**Travail à faire**
[a] D'après le passage extrait, comment les militantes de la troupe perçoivent-elles le travail invisible des femmes ?
[b] Recopiez mot pour mot, s'il vous plaît, la portion du passage extrait allant de « Dans ce second » jusqu'à « pour aller s’instruire. ».

**Passage extrait**

☆ ☆ ☆ ☆ ☆

On s’étonne de ne pas avoir entendu davantage les femmes interrogées dans cette œuvre tant leur intelligence politique est sidérante. Les jeunes féministes se réjouiront d’accéder à cette mémoire, livrée avec tout le brio dont Cartwright nous a habitué·e·s, elle qui est aujourd’hui une figure de proue de la création radiophonique avec cette 9e création sonore. Le format radiophonique ne saurait être plus à propos, permettant aux voix de se déployer, aux idées de se déplier et à la parole d’enfin exister sans être interrompue.
Dans ce second épisode, on plonge dans un enjeu toujours central dans les réalités contemporaines des femmes : le travail ménager. Analysé à l’aune du marxisme par les militantes de la troupe, le travail invisible des femmes est perçu comme la vache à lait du capitalisme. C’est lui qui permet, gratuitement, d’entretenir la force de production. Se déchirant sur la question, les différents groupes de féministes ne parviennent pas à s’entendre sur l’idée d’un salaire au travail ménager, la crainte étant de garder les femmes enfermées à la maison. Les dissensions internes sont évidemment nombreuses au sein du mouvement, les enjeux – colossaux! – étant imbriqués à la vie réelle, privée et corporelle des femmes. Encore ici, les femmes de la troupe font preuve d’une intelligence politique et humaine remarquables, prenant une pause pour aller s’instruire.

☆ ☆ ☆ ☆ ☆

Données de placement des éléments:

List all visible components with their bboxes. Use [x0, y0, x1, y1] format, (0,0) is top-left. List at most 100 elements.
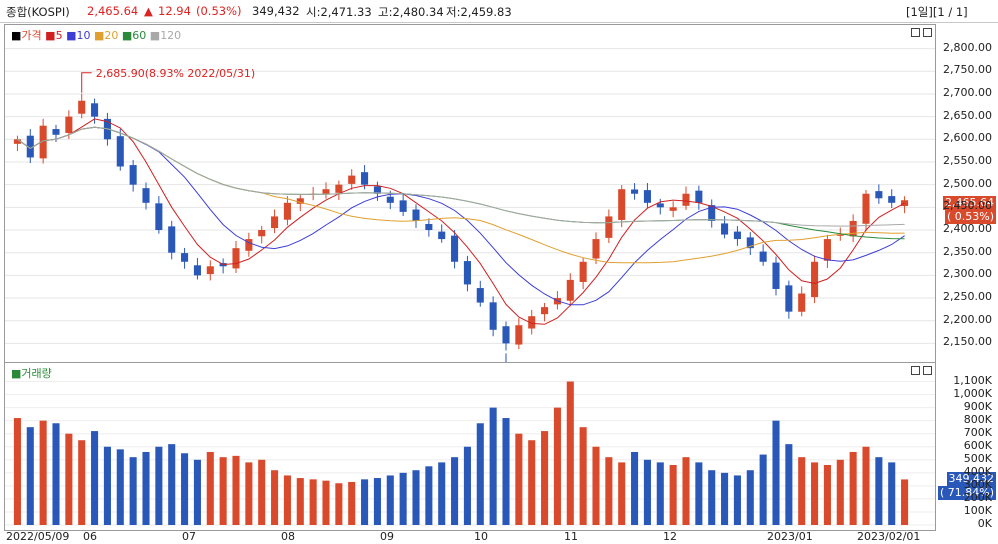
candle-body [361, 172, 369, 185]
volume-bar [65, 433, 73, 525]
panel-minimize-icon[interactable] [911, 28, 920, 37]
vol-panel-minimize-icon[interactable] [911, 366, 920, 375]
volume-bar [823, 465, 831, 525]
volume-bar [643, 459, 651, 525]
volume-bar [438, 462, 446, 525]
volume-bar [759, 454, 767, 525]
volume-bar [283, 475, 291, 525]
x-axis-tick: 2022/05/09 [6, 530, 70, 543]
price-y-tick: 2,200.00 [943, 312, 992, 326]
volume-y-tick: 1,000K [953, 386, 992, 400]
candle-body [463, 261, 471, 285]
price-y-tick: 2,750.00 [943, 63, 992, 77]
last-change-box: ( 0.53%) [944, 210, 996, 224]
candle-body [888, 196, 896, 203]
volume-bar [849, 451, 857, 525]
ma120-line [17, 126, 905, 227]
candle-body [399, 200, 407, 212]
candle-body [579, 261, 587, 282]
volume-y-tick: 600K [963, 438, 992, 452]
volume-bar [721, 472, 729, 525]
volume-bar [399, 472, 407, 525]
candle-body [695, 190, 703, 203]
high-annotation-text: 2,685.90(8.93% 2022/05/31) [96, 67, 255, 80]
volume-bar [875, 457, 883, 525]
symbol-name[interactable]: 종합(KOSPI) [6, 5, 70, 19]
legend-ma5: 5 [55, 29, 63, 42]
volume-chart-panel[interactable]: ■거래량 [4, 362, 936, 531]
legend-marker-icon: ■ [11, 29, 22, 42]
volume-bar [116, 449, 124, 525]
candle-body [489, 302, 497, 330]
candle-body [746, 237, 754, 249]
volume-y-tick: 200K [963, 490, 992, 504]
low-price: 저:2,459.83 [446, 5, 512, 19]
volume-bar [103, 446, 111, 525]
candle-body [52, 129, 60, 135]
candle-body [759, 251, 767, 262]
candle-body [836, 234, 844, 236]
volume-y-tick: 100K [963, 503, 992, 517]
candle-body [78, 100, 86, 114]
candle-body [901, 200, 909, 206]
volume-bar [888, 462, 896, 525]
candle-body [91, 103, 99, 117]
candle-body [181, 253, 189, 262]
price-y-tick: 2,800.00 [943, 40, 992, 54]
volume-bar [451, 457, 459, 525]
candle-body [116, 136, 124, 167]
candle-body [142, 188, 150, 203]
volume-bar [52, 423, 60, 525]
candle-body [65, 116, 73, 133]
volume-y-tick: 1,100K [953, 373, 992, 387]
candle-body [193, 265, 201, 276]
candle-body [438, 231, 446, 240]
volume-bar [168, 444, 176, 525]
price-y-tick: 2,250.00 [943, 290, 992, 304]
candle-body [631, 189, 639, 194]
candle-body [348, 175, 356, 184]
change-up-icon: ▲ [144, 4, 153, 18]
volume-bar [361, 479, 369, 525]
volume-y-tick: 500K [963, 451, 992, 465]
candle-body [823, 239, 831, 261]
volume-bar [412, 470, 420, 525]
candle-body [733, 231, 741, 240]
candle-body [528, 316, 536, 329]
candle-body [502, 326, 510, 344]
price-chart-panel[interactable]: 2,685.90(8.93% 2022/05/31) 2,134.77(-13.4… [4, 24, 936, 363]
x-axis-tick: 12 [663, 530, 677, 543]
price-y-tick: 2,350.00 [943, 244, 992, 258]
volume-bar [708, 470, 716, 525]
candle-body [862, 193, 870, 224]
candle-body [451, 235, 459, 262]
candle-body [592, 239, 600, 259]
volume-bar [322, 480, 330, 525]
candle-body [566, 279, 574, 301]
volume-bar [129, 457, 137, 525]
candle-body [13, 139, 21, 144]
volume-bar [901, 479, 909, 525]
volume-bar [515, 433, 523, 525]
volume-bar [579, 427, 587, 525]
candle-body [155, 203, 163, 231]
volume-bar [91, 431, 99, 525]
period-indicator[interactable]: [1일][1 / 1] [906, 5, 968, 19]
open-price: 시:2,471.33 [306, 5, 372, 19]
price-change: 12.94 [158, 4, 191, 18]
volume-bar [13, 418, 21, 525]
vol-panel-close-icon[interactable] [923, 366, 932, 375]
volume-y-tick: 700K [963, 425, 992, 439]
legend-ma120-icon: ■ [149, 29, 161, 42]
last-price-box: 2,465.64 [943, 196, 996, 210]
volume-bar [811, 462, 819, 525]
volume-bar [553, 407, 561, 525]
volume-bar [746, 470, 754, 525]
legend-ma60: 60 [132, 29, 147, 42]
volume-bar [772, 420, 780, 525]
last-volume-pct-box: ( 71.84%) [937, 486, 996, 500]
volume-bar [592, 446, 600, 525]
panel-close-icon[interactable] [923, 28, 932, 37]
volume-bar [425, 466, 433, 525]
ma10-line [17, 126, 905, 306]
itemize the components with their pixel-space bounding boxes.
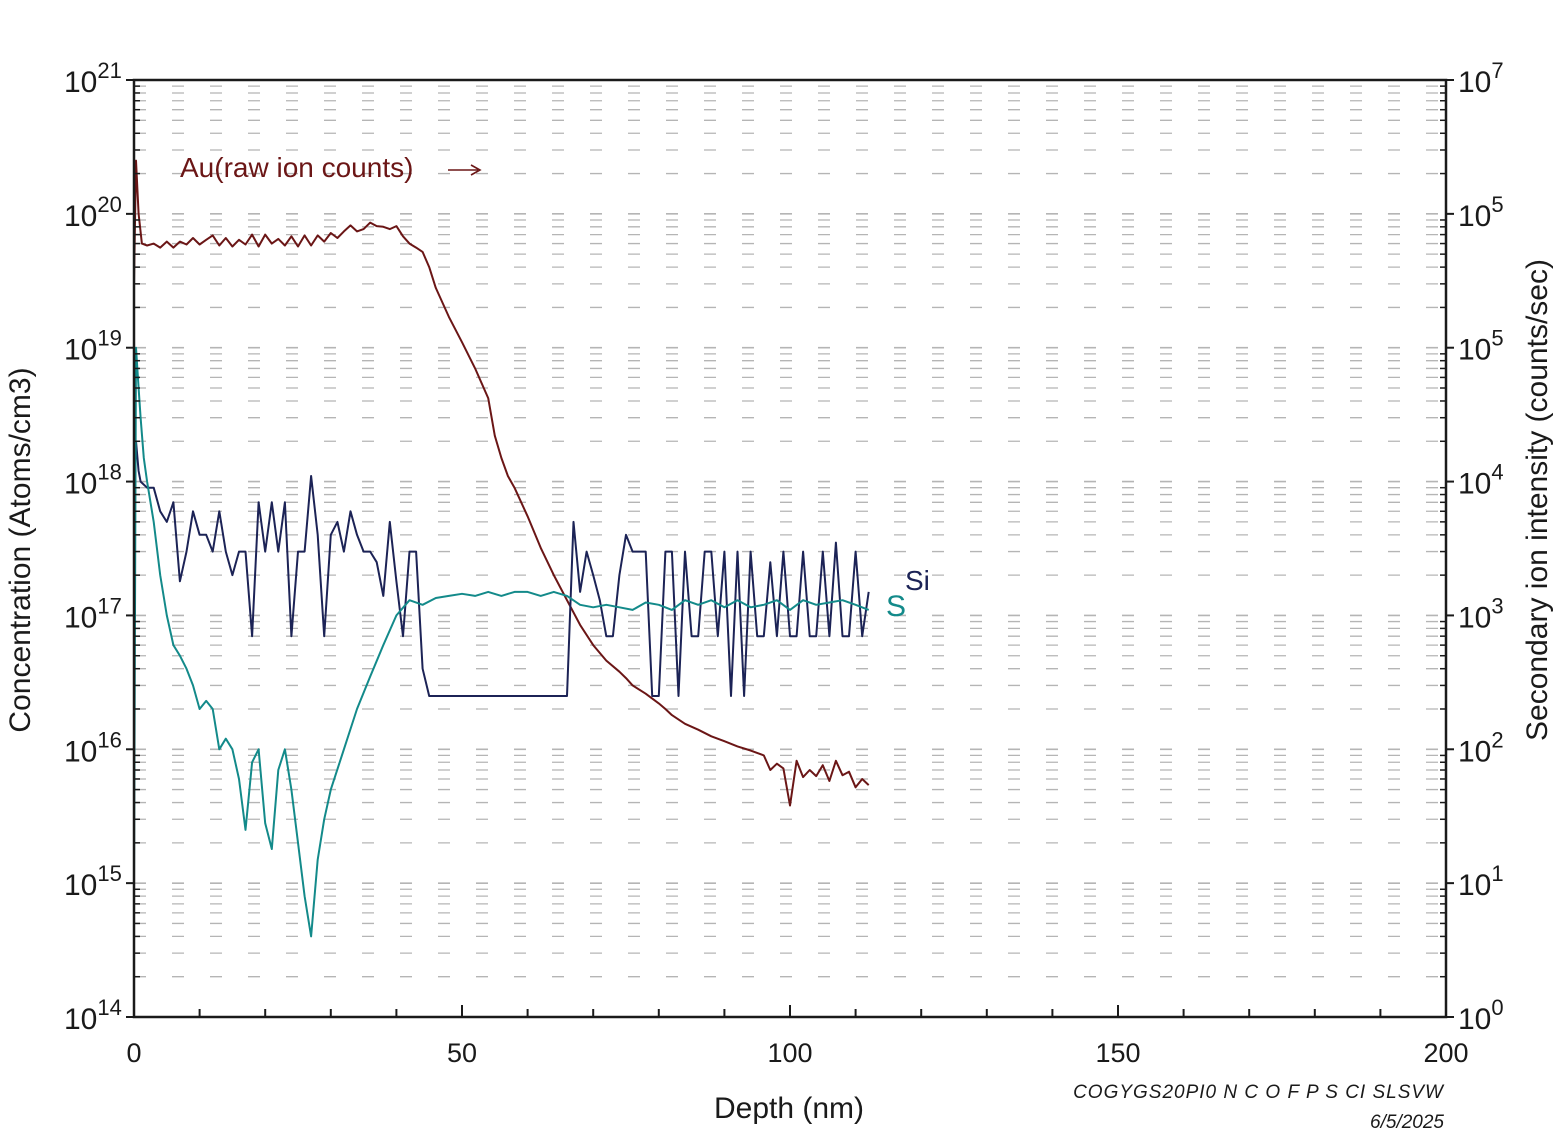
y-left-tick-label: 1017 bbox=[64, 593, 122, 634]
y-right-tick-label: 104 bbox=[1458, 460, 1504, 501]
y-left-axis-ticks: 1014 1015 1016 1017 1018 1019 1020 1021 bbox=[64, 58, 140, 1036]
footer-code: COGYGS20PI0 N C O F P S CI SLSVW bbox=[1073, 1082, 1444, 1103]
series-label-si: Si bbox=[905, 565, 930, 596]
x-tick-label: 200 bbox=[1423, 1038, 1468, 1068]
label-layer: SiS bbox=[886, 565, 930, 623]
y-right-tick-label: 107 bbox=[1458, 58, 1504, 99]
y-left-tick-label: 1021 bbox=[64, 58, 122, 99]
series-label-s: S bbox=[886, 590, 906, 623]
y-right-tick-label: 105 bbox=[1458, 192, 1504, 233]
y-right-axis-title: Secondary ion intensity (counts/sec) bbox=[1521, 259, 1554, 741]
y-left-axis-title: Concentration (Atoms/cm3) bbox=[4, 367, 37, 732]
y-right-tick-label: 100 bbox=[1458, 995, 1504, 1036]
y-left-tick-label: 1020 bbox=[64, 192, 122, 233]
series-line-s bbox=[133, 346, 870, 938]
x-tick-label: 150 bbox=[1095, 1038, 1140, 1068]
x-axis-ticks: 0 50 100 150 200 bbox=[126, 1005, 1469, 1068]
y-left-tick-label: 1018 bbox=[64, 460, 122, 501]
y-right-tick-label: 105 bbox=[1458, 326, 1504, 367]
y-right-tick-label: 103 bbox=[1458, 593, 1504, 634]
au-annotation: Au(raw ion counts) bbox=[180, 152, 413, 183]
series-line-au-raw-ion-counts- bbox=[133, 159, 870, 807]
y-right-tick-label: 101 bbox=[1458, 861, 1504, 902]
x-axis-title: Depth (nm) bbox=[714, 1092, 864, 1125]
au-annotation-arrowhead bbox=[470, 164, 482, 176]
y-right-tick-label: 102 bbox=[1458, 727, 1504, 768]
footer-date: 6/5/2025 bbox=[1370, 1112, 1444, 1133]
x-tick-label: 100 bbox=[767, 1038, 812, 1068]
y-left-tick-label: 1014 bbox=[64, 995, 122, 1036]
y-left-tick-label: 1016 bbox=[64, 727, 122, 768]
x-tick-label: 50 bbox=[447, 1038, 477, 1068]
series-line-si bbox=[133, 440, 870, 697]
y-right-axis-ticks: 100 101 102 103 104 105 105 107 bbox=[1440, 58, 1504, 1036]
y-left-tick-label: 1019 bbox=[64, 326, 122, 367]
x-tick-label: 0 bbox=[126, 1038, 141, 1068]
series-layer bbox=[133, 159, 870, 938]
grid-lines bbox=[134, 85, 1446, 1018]
y-left-tick-label: 1015 bbox=[64, 861, 122, 902]
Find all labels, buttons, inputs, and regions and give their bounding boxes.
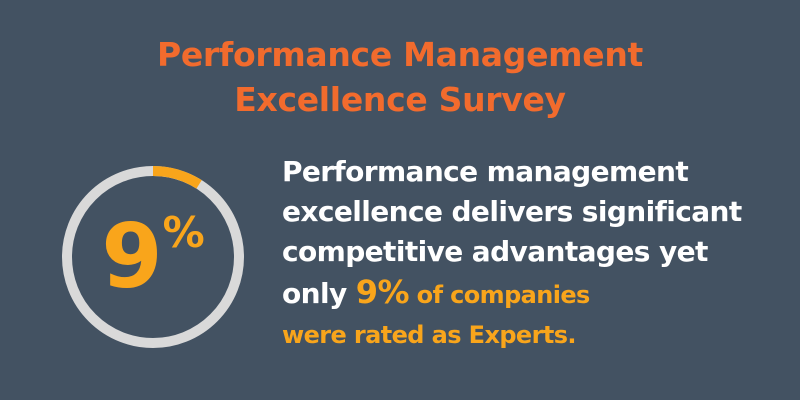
ring-progress-arc [62,166,244,348]
body-line-4-suffix: of companies [408,281,591,309]
ring-graphic [62,166,244,348]
highlight-percentage: 9% [355,273,410,311]
page-title: Performance Management Excellence Survey [0,32,800,122]
percentage-ring: 9 % [58,162,248,352]
title-line-1: Performance Management [156,35,644,74]
stat-unit: % [162,208,205,257]
body-line-5: were rated as Experts. [282,321,577,349]
title-line-2: Excellence Survey [234,80,566,119]
body-line-3: competitive advantages yet [282,235,708,268]
body-line-1: Performance management [282,155,689,188]
body-line-4-prefix: only [282,277,356,310]
ring-label: 9 % [58,162,248,352]
stat-number: 9 [101,205,162,308]
body-line-2: excellence delivers significant [282,195,742,228]
body-line-4: only 9% of companies [282,272,782,315]
body-text: Performance management excellence delive… [282,152,782,355]
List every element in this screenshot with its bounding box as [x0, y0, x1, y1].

☆ ☆ ☆ ☆ ☆

**Solutions détaillées**
[a] Elles le perçoivent comme la vache à lait du capitalisme.

[b]
Dans ce second épisode, on plonge dans un enjeu toujours central dans les réalités contemporaines des femmes : le travail ménager. Analysé à l’aune du marxisme par les militantes de la troupe, le travail invisible des femmes est perçu comme la vache à lait du capitalisme. C’est lui qui permet, gratuitement, d’entretenir la force de production. Se déchirant sur la question, les différents groupes de féministes ne parviennent pas à s’entendre sur l’idée d’un salaire au travail ménager, la crainte étant de garder les femmes enfermées à la maison. Les dissensions internes sont évidemment nombreuses au sein du mouvement, les enjeux – colossaux! – étant imbriqués à la vie réelle, privée et corporelle des femmes. Encore ici, les femmes de la troupe font preuve d’une intelligence politique et humaine remarquables, prenant une pause pour aller s’instruire.